[Entries taken from a collection]

* START *

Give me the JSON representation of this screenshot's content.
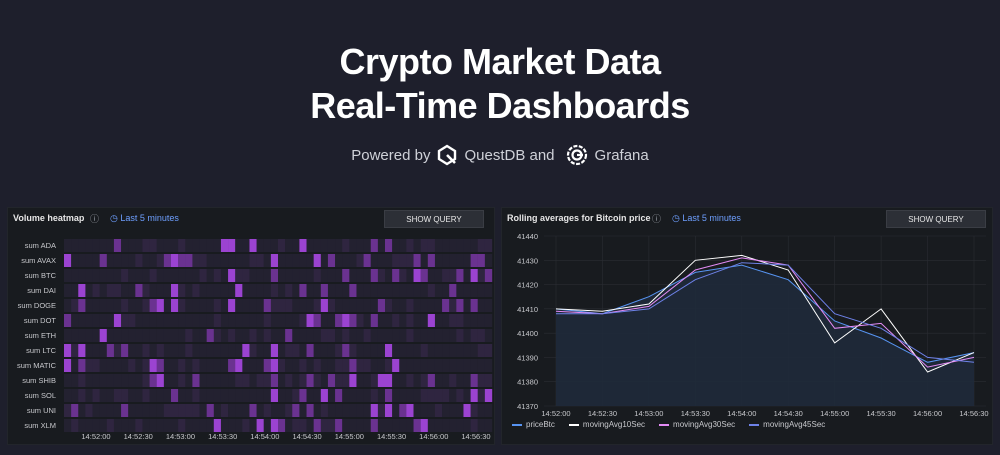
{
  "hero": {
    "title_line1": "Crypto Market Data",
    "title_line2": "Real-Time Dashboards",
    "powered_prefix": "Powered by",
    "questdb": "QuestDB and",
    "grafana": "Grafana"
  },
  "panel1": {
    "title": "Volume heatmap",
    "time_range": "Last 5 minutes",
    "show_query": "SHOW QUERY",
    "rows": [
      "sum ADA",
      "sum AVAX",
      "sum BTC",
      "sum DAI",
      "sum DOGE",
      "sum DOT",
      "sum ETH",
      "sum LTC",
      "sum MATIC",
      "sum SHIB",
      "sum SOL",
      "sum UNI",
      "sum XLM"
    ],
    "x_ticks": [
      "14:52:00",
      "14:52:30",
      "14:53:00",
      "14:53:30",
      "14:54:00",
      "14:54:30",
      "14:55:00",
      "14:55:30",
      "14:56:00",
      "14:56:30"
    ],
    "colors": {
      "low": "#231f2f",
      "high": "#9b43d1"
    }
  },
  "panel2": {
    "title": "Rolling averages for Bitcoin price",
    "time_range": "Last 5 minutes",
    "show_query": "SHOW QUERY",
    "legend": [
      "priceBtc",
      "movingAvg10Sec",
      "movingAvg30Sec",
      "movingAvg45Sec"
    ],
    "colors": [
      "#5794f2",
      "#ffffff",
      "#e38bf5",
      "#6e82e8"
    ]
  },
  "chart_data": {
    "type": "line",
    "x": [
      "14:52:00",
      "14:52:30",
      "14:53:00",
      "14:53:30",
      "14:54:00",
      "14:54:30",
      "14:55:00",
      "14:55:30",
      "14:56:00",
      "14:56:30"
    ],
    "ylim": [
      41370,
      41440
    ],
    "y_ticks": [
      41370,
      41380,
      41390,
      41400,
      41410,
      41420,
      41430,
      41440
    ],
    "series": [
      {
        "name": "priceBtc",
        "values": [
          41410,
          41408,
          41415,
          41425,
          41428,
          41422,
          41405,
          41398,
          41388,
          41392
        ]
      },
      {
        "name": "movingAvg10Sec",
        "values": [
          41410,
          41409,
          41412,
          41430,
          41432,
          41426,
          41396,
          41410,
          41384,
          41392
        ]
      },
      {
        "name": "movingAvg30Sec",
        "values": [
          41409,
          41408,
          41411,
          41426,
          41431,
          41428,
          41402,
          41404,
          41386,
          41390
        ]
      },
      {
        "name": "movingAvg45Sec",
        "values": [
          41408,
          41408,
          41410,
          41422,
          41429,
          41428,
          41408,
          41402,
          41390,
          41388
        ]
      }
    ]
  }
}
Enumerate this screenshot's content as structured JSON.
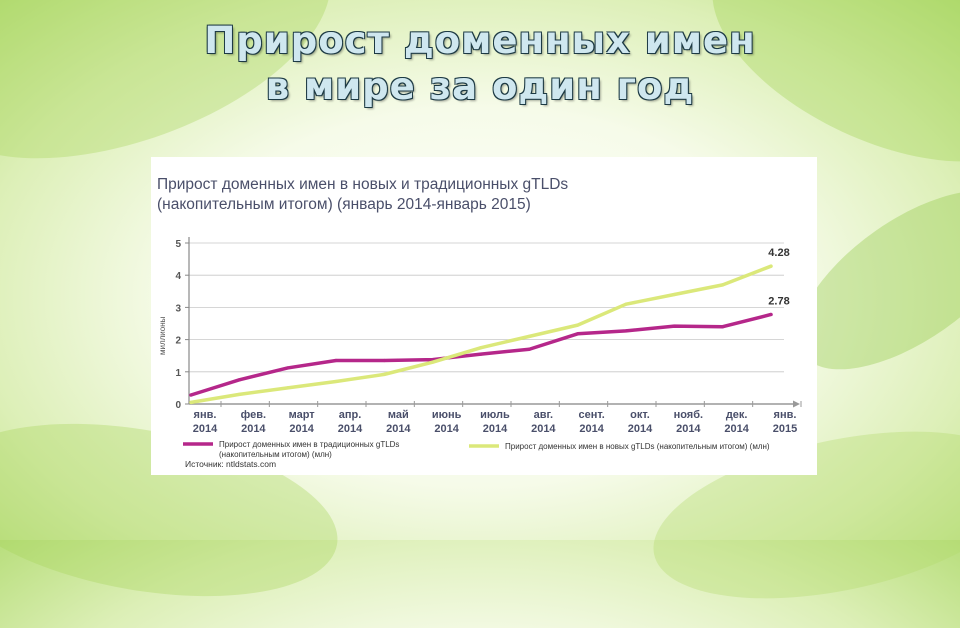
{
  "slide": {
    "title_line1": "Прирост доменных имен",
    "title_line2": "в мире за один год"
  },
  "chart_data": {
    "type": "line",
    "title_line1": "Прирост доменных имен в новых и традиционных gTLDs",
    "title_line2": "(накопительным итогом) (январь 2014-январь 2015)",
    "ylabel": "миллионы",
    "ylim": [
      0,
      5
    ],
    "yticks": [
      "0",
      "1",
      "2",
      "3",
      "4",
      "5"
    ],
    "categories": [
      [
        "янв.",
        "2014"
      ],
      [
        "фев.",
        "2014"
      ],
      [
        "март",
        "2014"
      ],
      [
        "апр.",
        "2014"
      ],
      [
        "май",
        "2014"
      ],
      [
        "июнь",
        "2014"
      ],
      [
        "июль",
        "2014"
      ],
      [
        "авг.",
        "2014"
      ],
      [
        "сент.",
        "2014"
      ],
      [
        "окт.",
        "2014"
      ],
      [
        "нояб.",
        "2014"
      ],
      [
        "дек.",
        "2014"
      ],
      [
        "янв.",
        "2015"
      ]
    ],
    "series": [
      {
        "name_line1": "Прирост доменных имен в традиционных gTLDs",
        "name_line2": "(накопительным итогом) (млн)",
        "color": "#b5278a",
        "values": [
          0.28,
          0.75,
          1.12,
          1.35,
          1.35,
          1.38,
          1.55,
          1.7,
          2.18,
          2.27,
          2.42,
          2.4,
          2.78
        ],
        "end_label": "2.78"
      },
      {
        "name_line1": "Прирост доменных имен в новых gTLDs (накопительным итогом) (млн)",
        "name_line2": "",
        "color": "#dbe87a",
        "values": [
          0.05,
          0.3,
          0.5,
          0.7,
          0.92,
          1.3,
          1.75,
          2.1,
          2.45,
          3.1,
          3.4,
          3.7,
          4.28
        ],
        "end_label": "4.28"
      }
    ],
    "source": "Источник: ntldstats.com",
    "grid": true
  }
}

* END *

*JOB*.
Copy every line in the listing above where the string "доменных" turns up.

*FINISHED TASK*.
    "title_line1": "Прирост доменных имен",
    "title_line1": "Прирост доменных имен в новых и традиционных gTLDs",
        "name_line1": "Прирост доменных имен в традиционных gTLDs",
        "name_line1": "Прирост доменных имен в новых gTLDs (накопительным итогом) (млн)",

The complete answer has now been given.